* _Task objective_
Give the count of lines that include the string "this". Add nothing to it.

[START OF Stored rows]

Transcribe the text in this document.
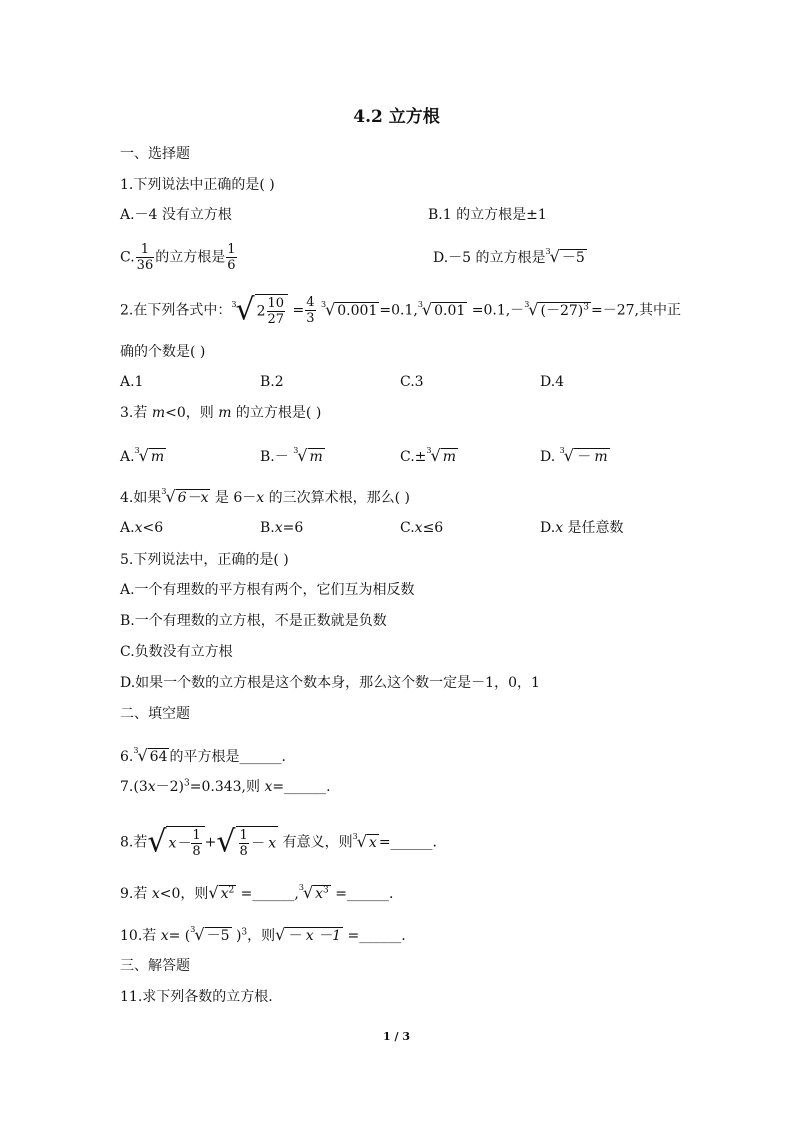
4.2 立方根
一、选择题
1.下列说法中正确的是( )
A.－4 没有立方根	B.1 的立方根是±1
C. $\frac{1}{36}$ 的立方根是 $\frac{1}{6}$	D.－5 的立方根是$^3$√ －5
2.在下列各式中：$^3$√ $2 \frac{10}{27} = \frac{4}{3} ^3√$ 0.001 =0.1,$^3$√ 0.01 =0.1,－$^3$√ $(-27)^3 =-27$,其中正
确的个数是( )
A.1	B.2	C.3	D.4
3.若 m<0，则 m 的立方根是( )
A.$^3$√ m	B.－ $^3$√ m	C.±$^3$√ m	D. $^3$√ － m
4.如果$^3$√ 6－x 是 6－x 的三次算术根，那么( )
A.x<6	B.x=6	C.x≤6	D.x 是任意数
5.下列说法中，正确的是( )
A.一个有理数的平方根有两个，它们互为相反数
B.一个有理数的立方根，不是正数就是负数
C.负数没有立方根
D.如果一个数的立方根是这个数本身，那么这个数一定是－1，0，1
二、填空题
6.$^3$√ 64 的平方根是______.
$7.(3x-2)^3=0.343$,则 x=______.
8.若√ $x- \frac{1}{8}$ +√ $\frac{1}{8} - x$ 有意义，则$^3$√ x =______.
9.若 x<0，则√ $x^2$ =______,$^3$√ $x^3$ =______.
10.若 x= ($^3$√ －5 )$^3$，则√ － x －1 =______.
三、解答题
11.求下列各数的立方根.
1 / 3
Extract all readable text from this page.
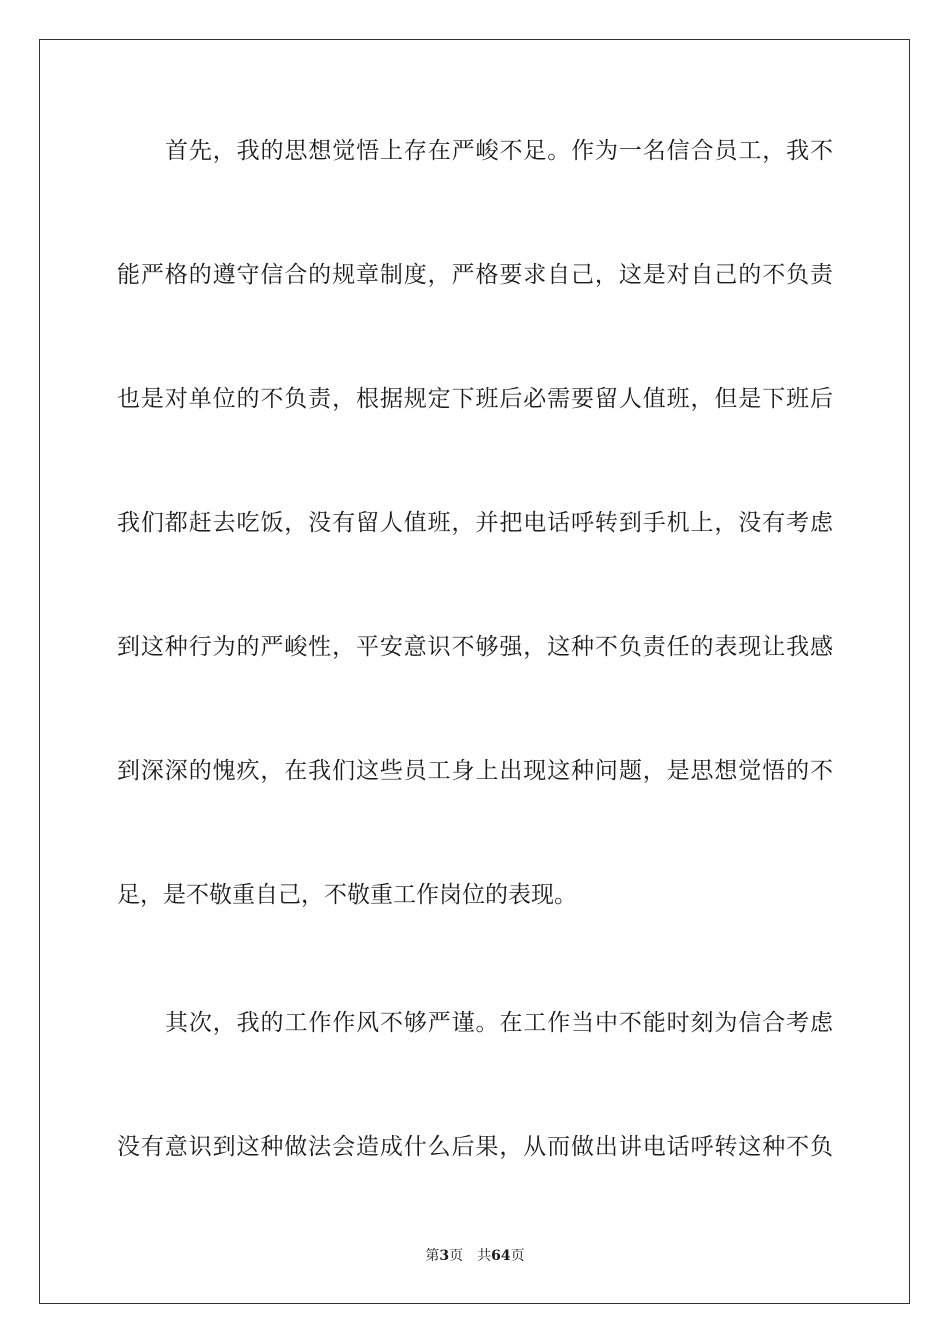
首先，我的思想觉悟上存在严峻不足。作为一名信合员工，我不
能严格的遵守信合的规章制度，严格要求自己，这是对自己的不负责
也是对单位的不负责，根据规定下班后必需要留人值班，但是下班后
我们都赶去吃饭，没有留人值班，并把电话呼转到手机上，没有考虑
到这种行为的严峻性，平安意识不够强，这种不负责任的表现让我感
到深深的愧疚，在我们这些员工身上出现这种问题，是思想觉悟的不
足，是不敬重自己，不敬重工作岗位的表现。
其次，我的工作作风不够严谨。在工作当中不能时刻为信合考虑
没有意识到这种做法会造成什么后果，从而做出讲电话呼转这种不负
第3页 共64页
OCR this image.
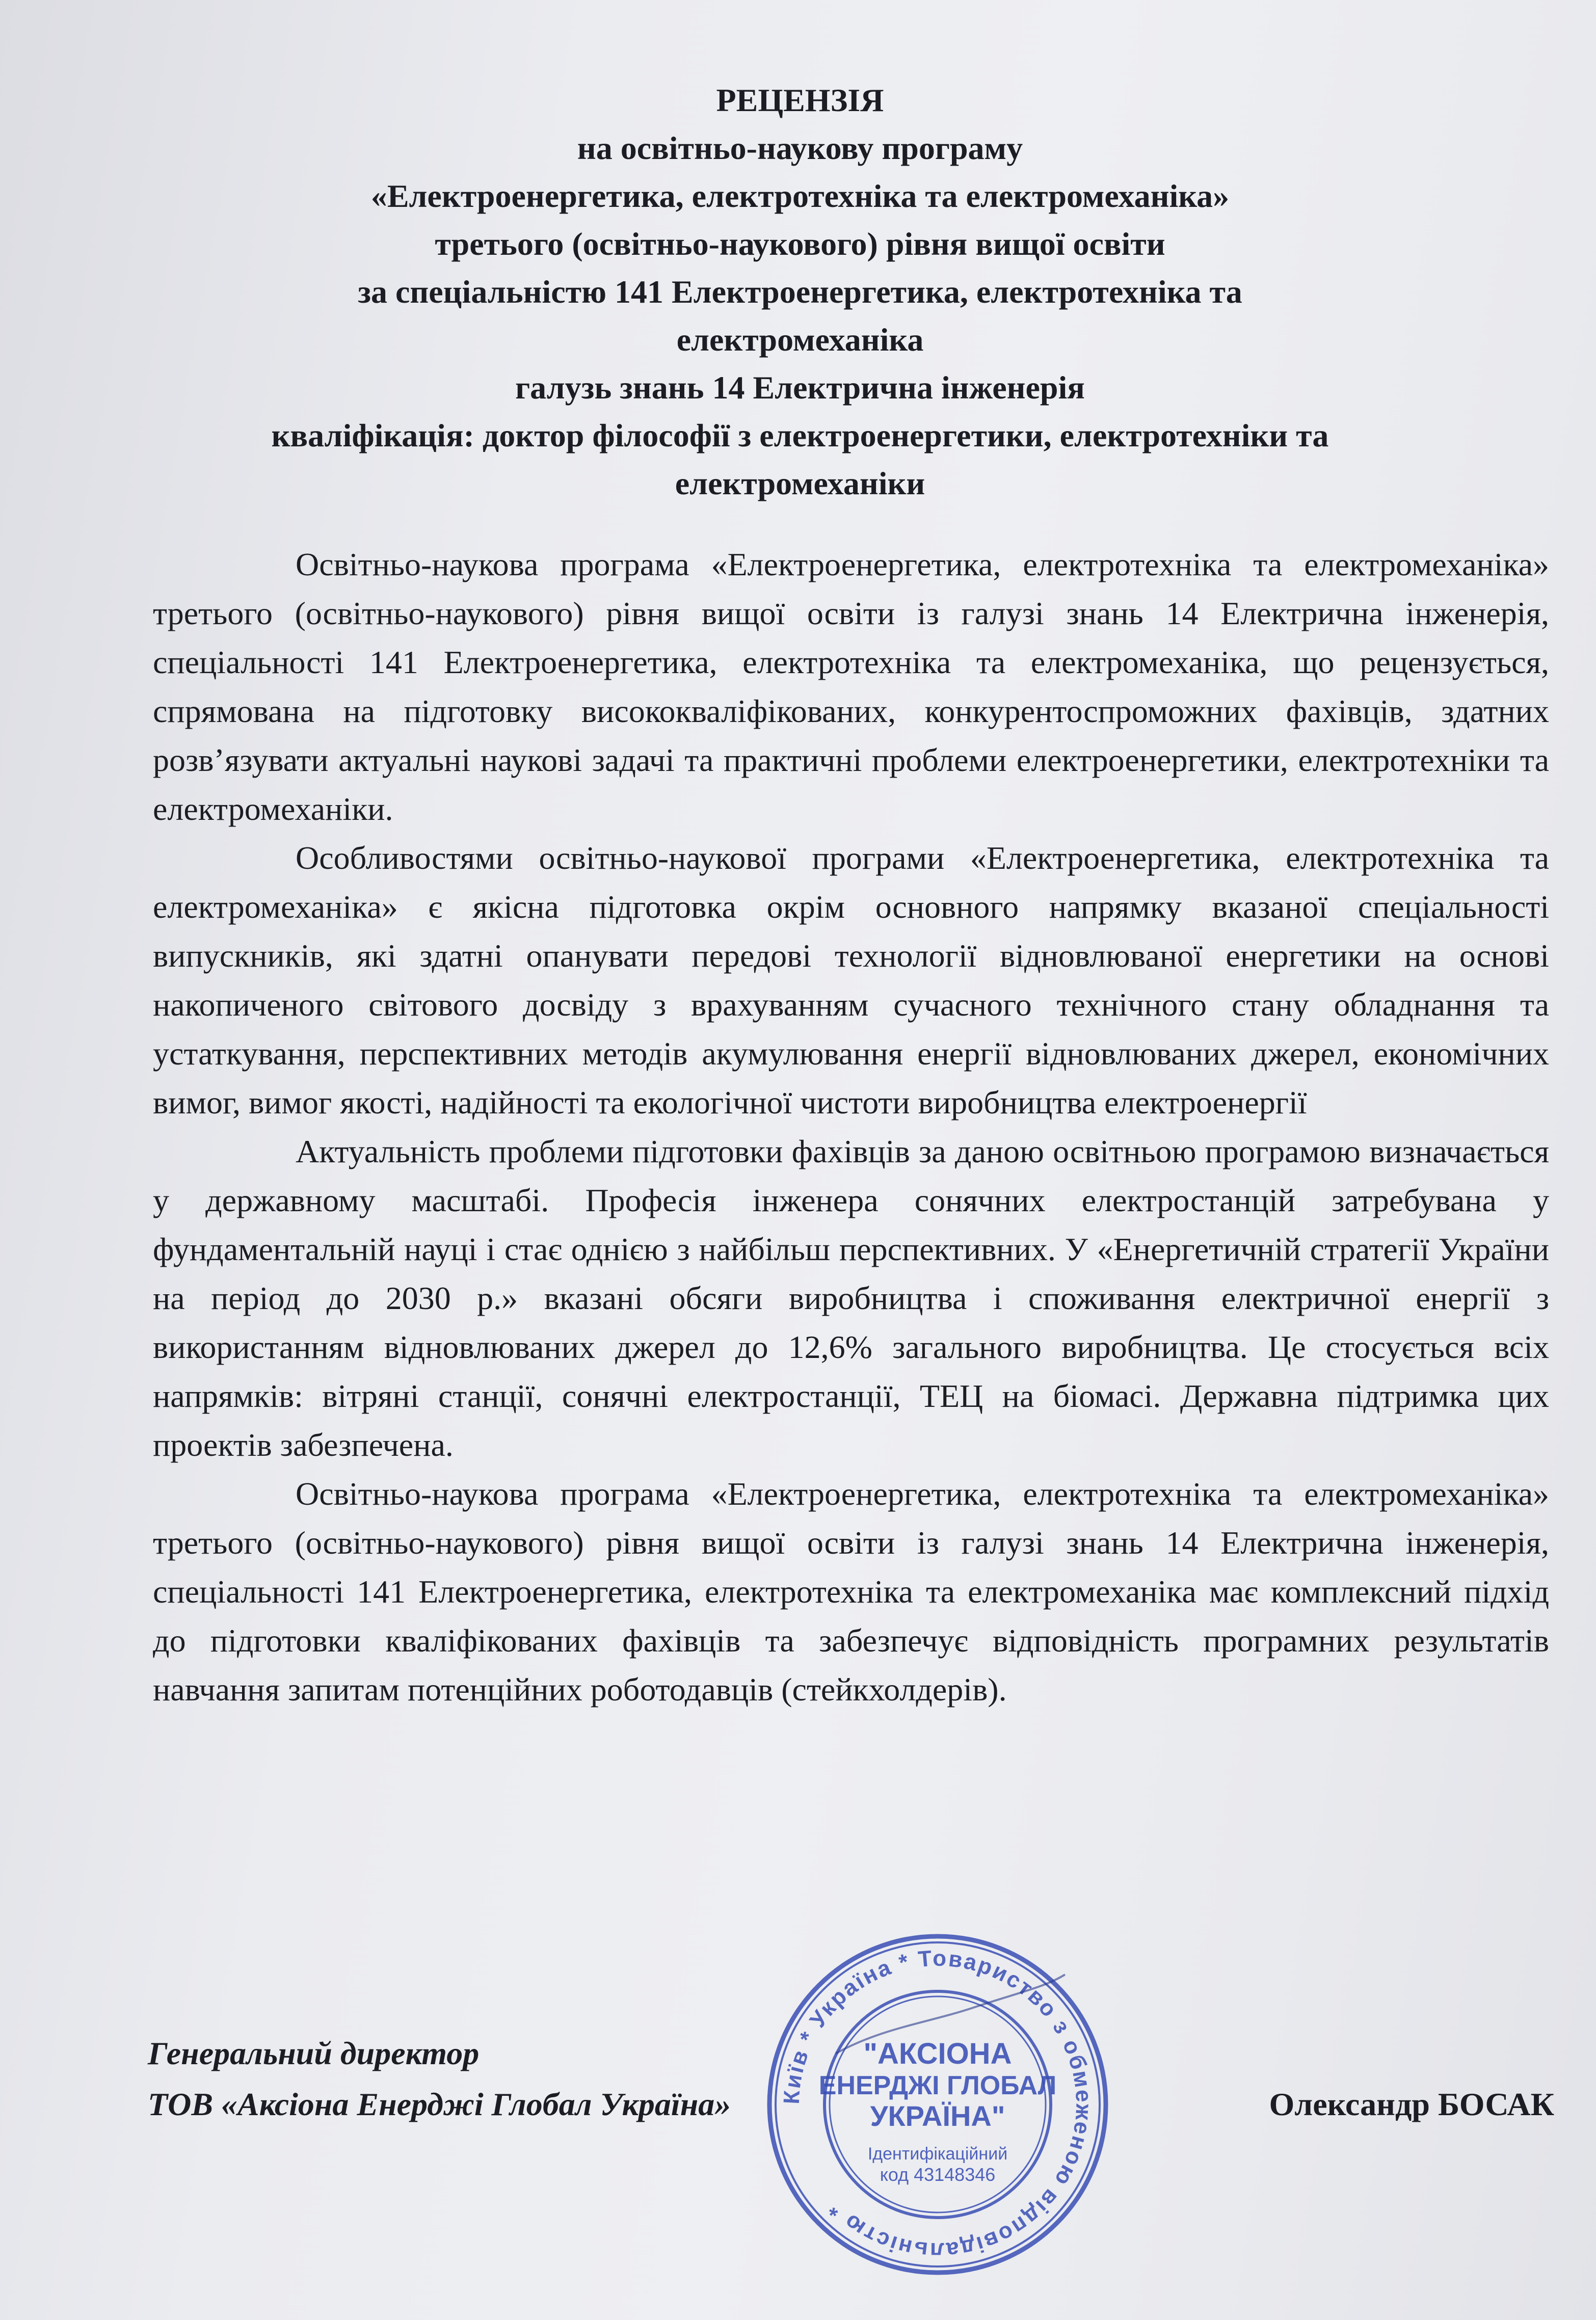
РЕЦЕНЗІЯ
на освітньо-наукову програму
«Електроенергетика, електротехніка та електромеханіка»
третього (освітньо-наукового) рівня вищої освіти
за спеціальністю 141 Електроенергетика, електротехніка та
електромеханіка
галузь знань 14 Електрична інженерія
кваліфікація: доктор філософії з електроенергетики, електротехніки та
електромеханіки

Освітньо-наукова програма «Електроенергетика, електротехніка та електромеханіка» третього (освітньо-наукового) рівня вищої освіти із галузі знань 14 Електрична інженерія, спеціальності 141 Електроенергетика, електротехніка та електромеханіка, що рецензується, спрямована на підготовку висококваліфікованих, конкурентоспроможних фахівців, здатних розв’язувати актуальні наукові задачі та практичні проблеми електроенергетики, електротехніки та електромеханіки.

Особливостями освітньо-наукової програми «Електроенергетика, електротехніка та електромеханіка» є якісна підготовка окрім основного напрямку вказаної спеціальності випускників, які здатні опанувати передові технології відновлюваної енергетики на основі накопиченого світового досвіду з врахуванням сучасного технічного стану обладнання та устаткування, перспективних методів акумулювання енергії відновлюваних джерел, економічних вимог, вимог якості, надійності та екологічної чистоти виробництва електроенергії

Актуальність проблеми підготовки фахівців за даною освітньою програмою визначається у державному масштабі. Професія інженера сонячних електростанцій затребувана у фундаментальній науці і стає однією з найбільш перспективних. У «Енергетичній стратегії України на період до 2030 р.» вказані обсяги виробництва і споживання електричної енергії з використанням відновлюваних джерел до 12,6% загального виробництва. Це стосується всіх напрямків: вітряні станції, сонячні електростанції, ТЕЦ на біомасі. Державна підтримка цих проектів забезпечена.

Освітньо-наукова програма «Електроенергетика, електротехніка та електромеханіка» третього (освітньо-наукового) рівня вищої освіти із галузі знань 14 Електрична інженерія, спеціальності 141 Електроенергетика, електротехніка та електромеханіка має комплексний підхід до підготовки кваліфікованих фахівців та забезпечує відповідність програмних результатів навчання запитам потенційних роботодавців (стейкхолдерів).

Генеральний директор
ТОВ «Аксіона Енерджі Глобал Україна»	Олександр БОСАК
Київ * Україна * Товариство з обмеженою відповідальністю *
"АКСІОНА
ЕНЕРДЖІ ГЛОБАЛ
УКРАЇНА"
Ідентифікаційний
код 43148346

[END OF Stored rows]

* _In response_
3